◆ Information shown
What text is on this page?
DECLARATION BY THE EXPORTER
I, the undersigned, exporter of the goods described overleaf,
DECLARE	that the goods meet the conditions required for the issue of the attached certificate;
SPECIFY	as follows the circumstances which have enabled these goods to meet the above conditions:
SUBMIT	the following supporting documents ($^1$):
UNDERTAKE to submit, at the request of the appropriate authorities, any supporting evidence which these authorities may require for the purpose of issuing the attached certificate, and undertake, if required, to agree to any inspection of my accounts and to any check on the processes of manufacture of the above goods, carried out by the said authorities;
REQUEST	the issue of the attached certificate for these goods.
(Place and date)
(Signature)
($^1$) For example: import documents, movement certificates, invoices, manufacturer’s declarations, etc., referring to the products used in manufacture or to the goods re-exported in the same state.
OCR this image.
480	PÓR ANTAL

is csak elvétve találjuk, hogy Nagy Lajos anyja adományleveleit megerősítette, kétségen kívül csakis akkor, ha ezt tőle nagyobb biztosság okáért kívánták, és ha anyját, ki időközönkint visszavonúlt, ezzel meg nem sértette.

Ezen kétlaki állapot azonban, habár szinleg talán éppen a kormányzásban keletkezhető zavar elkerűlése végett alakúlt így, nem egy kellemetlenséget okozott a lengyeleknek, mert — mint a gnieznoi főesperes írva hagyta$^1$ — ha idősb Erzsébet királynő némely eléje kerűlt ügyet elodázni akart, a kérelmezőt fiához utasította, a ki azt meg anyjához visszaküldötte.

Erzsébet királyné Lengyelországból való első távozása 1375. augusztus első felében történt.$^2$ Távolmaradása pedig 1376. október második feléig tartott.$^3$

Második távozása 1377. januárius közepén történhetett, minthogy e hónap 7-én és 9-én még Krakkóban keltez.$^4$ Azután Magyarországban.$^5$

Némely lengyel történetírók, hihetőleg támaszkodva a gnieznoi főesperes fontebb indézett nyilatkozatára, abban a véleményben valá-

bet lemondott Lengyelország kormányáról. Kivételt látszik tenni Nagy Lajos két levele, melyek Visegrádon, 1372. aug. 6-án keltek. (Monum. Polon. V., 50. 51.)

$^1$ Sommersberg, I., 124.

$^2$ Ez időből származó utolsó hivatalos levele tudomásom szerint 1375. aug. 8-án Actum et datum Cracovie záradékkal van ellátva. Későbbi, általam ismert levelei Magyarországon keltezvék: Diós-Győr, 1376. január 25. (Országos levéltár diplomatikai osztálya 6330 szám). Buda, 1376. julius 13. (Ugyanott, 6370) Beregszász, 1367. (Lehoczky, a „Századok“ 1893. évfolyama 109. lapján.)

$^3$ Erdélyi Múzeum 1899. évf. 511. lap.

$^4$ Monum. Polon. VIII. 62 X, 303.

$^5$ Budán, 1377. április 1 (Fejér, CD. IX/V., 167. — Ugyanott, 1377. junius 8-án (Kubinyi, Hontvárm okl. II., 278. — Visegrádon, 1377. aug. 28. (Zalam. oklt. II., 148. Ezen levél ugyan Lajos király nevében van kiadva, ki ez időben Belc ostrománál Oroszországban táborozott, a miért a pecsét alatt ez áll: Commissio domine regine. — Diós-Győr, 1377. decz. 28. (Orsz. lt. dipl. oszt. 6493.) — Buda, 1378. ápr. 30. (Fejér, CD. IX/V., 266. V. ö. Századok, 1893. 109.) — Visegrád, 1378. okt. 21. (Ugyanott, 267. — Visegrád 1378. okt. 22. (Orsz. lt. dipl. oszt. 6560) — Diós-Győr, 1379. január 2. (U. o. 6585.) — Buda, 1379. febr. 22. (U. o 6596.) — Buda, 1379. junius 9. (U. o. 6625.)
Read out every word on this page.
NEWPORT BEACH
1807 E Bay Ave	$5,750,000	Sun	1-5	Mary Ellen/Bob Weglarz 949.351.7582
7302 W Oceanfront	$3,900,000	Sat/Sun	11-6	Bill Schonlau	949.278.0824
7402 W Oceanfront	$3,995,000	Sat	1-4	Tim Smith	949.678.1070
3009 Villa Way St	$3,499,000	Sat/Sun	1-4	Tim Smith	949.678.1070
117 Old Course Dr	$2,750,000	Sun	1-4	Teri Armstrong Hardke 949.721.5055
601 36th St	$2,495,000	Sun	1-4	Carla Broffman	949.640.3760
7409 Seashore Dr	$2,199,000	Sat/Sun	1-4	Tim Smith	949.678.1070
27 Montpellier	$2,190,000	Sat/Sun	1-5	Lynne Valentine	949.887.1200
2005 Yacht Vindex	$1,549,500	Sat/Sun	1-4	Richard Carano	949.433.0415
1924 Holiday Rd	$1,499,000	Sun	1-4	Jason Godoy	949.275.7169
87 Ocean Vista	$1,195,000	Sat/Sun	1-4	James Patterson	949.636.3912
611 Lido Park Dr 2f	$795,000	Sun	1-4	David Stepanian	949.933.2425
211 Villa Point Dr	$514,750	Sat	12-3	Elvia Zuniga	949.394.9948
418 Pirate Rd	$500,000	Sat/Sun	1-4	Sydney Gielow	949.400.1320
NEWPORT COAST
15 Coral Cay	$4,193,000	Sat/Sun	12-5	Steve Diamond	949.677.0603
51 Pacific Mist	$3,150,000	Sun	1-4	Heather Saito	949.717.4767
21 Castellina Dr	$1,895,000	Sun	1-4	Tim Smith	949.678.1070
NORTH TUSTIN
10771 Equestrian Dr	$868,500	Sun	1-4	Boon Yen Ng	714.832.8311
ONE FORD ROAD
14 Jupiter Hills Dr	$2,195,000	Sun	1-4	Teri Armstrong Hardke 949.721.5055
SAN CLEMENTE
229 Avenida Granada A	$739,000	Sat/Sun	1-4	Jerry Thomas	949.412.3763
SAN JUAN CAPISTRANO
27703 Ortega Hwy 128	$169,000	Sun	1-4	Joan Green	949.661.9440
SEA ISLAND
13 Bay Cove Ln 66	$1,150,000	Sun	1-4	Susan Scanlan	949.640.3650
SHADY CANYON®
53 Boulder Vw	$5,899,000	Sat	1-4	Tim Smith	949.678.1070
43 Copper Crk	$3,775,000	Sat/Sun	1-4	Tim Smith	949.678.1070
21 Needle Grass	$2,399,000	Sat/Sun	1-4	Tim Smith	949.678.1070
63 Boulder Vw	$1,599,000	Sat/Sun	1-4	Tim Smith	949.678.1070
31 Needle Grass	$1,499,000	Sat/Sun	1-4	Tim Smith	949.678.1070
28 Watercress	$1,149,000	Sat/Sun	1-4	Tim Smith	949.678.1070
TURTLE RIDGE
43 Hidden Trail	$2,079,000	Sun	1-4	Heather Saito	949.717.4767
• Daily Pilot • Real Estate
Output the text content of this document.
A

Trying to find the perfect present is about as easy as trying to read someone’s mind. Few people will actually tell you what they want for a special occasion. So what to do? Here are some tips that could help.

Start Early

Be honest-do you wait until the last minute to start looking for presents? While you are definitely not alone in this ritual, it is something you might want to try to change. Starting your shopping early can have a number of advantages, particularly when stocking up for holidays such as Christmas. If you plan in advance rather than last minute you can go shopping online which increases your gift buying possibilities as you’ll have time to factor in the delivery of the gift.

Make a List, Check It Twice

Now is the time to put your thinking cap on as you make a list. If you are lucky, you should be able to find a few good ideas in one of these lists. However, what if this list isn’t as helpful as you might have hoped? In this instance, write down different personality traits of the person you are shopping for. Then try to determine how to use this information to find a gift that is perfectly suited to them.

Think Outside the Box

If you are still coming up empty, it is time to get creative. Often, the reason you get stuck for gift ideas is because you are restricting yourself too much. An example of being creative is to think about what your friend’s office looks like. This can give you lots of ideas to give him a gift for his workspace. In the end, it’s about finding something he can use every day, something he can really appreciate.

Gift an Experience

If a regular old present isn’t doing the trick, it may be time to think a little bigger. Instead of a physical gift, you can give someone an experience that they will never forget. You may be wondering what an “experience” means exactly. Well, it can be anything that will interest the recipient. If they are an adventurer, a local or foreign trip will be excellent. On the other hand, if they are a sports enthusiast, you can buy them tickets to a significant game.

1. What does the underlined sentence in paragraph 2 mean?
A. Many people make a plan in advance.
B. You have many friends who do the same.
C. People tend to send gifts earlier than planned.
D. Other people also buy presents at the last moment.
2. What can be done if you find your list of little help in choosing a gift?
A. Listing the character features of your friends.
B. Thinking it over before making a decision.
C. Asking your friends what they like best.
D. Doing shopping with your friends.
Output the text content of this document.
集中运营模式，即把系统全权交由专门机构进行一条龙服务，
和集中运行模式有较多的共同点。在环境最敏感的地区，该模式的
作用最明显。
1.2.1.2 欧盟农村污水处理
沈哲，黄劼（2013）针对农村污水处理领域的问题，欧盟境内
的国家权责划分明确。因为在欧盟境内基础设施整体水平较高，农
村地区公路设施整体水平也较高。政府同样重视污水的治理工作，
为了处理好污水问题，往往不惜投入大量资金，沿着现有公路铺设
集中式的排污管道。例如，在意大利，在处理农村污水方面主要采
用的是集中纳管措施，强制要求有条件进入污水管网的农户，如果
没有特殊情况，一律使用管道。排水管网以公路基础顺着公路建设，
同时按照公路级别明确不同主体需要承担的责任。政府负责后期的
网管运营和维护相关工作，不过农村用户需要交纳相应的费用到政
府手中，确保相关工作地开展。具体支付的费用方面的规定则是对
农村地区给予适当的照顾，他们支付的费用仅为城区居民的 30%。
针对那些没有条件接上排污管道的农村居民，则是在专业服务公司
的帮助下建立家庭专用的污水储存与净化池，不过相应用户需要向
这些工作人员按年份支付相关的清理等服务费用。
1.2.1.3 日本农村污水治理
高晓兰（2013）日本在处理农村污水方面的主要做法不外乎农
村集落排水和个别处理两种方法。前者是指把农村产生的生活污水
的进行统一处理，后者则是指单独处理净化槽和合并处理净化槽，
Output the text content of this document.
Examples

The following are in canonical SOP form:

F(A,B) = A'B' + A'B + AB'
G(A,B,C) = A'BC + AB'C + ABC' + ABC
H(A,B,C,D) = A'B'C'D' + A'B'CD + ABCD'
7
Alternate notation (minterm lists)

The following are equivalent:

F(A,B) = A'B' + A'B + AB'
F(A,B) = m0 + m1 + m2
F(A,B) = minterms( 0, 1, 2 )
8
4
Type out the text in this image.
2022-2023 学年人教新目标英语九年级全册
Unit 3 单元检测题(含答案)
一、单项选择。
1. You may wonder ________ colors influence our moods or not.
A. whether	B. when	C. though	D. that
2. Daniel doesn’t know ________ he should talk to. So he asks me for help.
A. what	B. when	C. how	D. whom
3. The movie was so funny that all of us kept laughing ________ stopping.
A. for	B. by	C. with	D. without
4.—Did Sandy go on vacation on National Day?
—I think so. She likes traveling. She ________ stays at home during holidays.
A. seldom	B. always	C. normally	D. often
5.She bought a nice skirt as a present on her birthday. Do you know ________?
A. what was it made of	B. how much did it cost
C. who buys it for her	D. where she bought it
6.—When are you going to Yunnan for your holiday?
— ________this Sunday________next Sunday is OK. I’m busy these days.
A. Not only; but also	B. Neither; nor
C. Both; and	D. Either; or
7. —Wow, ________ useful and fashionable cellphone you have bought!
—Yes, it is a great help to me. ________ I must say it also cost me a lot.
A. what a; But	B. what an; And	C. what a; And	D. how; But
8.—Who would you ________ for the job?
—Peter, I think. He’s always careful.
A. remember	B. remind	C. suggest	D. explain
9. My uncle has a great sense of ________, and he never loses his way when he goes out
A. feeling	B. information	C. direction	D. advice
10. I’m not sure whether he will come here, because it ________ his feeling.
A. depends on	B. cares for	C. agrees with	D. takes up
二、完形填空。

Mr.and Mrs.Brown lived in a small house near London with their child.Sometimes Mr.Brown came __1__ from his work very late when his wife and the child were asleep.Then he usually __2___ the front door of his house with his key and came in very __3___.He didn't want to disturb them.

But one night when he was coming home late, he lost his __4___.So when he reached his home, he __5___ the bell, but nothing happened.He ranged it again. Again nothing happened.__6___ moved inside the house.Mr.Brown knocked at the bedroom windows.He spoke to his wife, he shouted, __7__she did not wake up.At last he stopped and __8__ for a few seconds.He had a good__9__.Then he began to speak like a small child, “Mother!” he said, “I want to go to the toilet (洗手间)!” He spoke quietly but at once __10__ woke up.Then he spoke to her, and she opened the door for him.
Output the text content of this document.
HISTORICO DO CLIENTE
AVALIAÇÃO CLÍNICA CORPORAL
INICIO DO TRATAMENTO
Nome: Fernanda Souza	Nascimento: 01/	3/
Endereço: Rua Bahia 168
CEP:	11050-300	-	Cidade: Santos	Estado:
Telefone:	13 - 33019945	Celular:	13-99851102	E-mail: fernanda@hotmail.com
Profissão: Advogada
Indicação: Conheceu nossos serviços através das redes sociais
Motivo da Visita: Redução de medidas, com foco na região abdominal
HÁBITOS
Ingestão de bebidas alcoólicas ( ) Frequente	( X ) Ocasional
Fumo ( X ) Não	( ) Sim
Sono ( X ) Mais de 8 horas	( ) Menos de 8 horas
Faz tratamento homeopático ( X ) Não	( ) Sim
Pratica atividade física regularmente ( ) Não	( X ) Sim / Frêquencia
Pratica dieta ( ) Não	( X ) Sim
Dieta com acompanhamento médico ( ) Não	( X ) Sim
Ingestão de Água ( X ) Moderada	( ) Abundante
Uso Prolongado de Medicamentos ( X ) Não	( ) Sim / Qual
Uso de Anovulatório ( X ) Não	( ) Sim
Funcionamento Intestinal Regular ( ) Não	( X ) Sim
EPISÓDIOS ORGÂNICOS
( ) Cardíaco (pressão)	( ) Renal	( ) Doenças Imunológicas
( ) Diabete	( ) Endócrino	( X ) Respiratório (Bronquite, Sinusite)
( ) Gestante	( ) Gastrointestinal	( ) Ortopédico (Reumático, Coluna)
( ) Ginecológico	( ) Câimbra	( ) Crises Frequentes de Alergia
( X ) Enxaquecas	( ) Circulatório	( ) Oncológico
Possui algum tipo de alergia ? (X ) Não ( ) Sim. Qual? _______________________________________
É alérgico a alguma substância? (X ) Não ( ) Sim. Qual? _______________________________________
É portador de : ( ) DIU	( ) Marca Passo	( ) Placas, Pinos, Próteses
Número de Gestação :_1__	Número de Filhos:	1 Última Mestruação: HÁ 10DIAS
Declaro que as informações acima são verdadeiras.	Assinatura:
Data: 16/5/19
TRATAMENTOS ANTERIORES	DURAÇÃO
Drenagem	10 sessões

◆ Given request
Copy each line from the data above that includes "lists".

◆ Expected answer
Now is the time to put your thinking cap on as you make a list. If you are lucky, you should be able to find a few good ideas in one of these lists. However, what if this list isn’t as helpful as you might have hoped? In this instance, write down different personality traits of the person you are shopping for. Then try to determine how to use this information to find a gift that is perfectly suited to them.
Alternate notation (minterm lists)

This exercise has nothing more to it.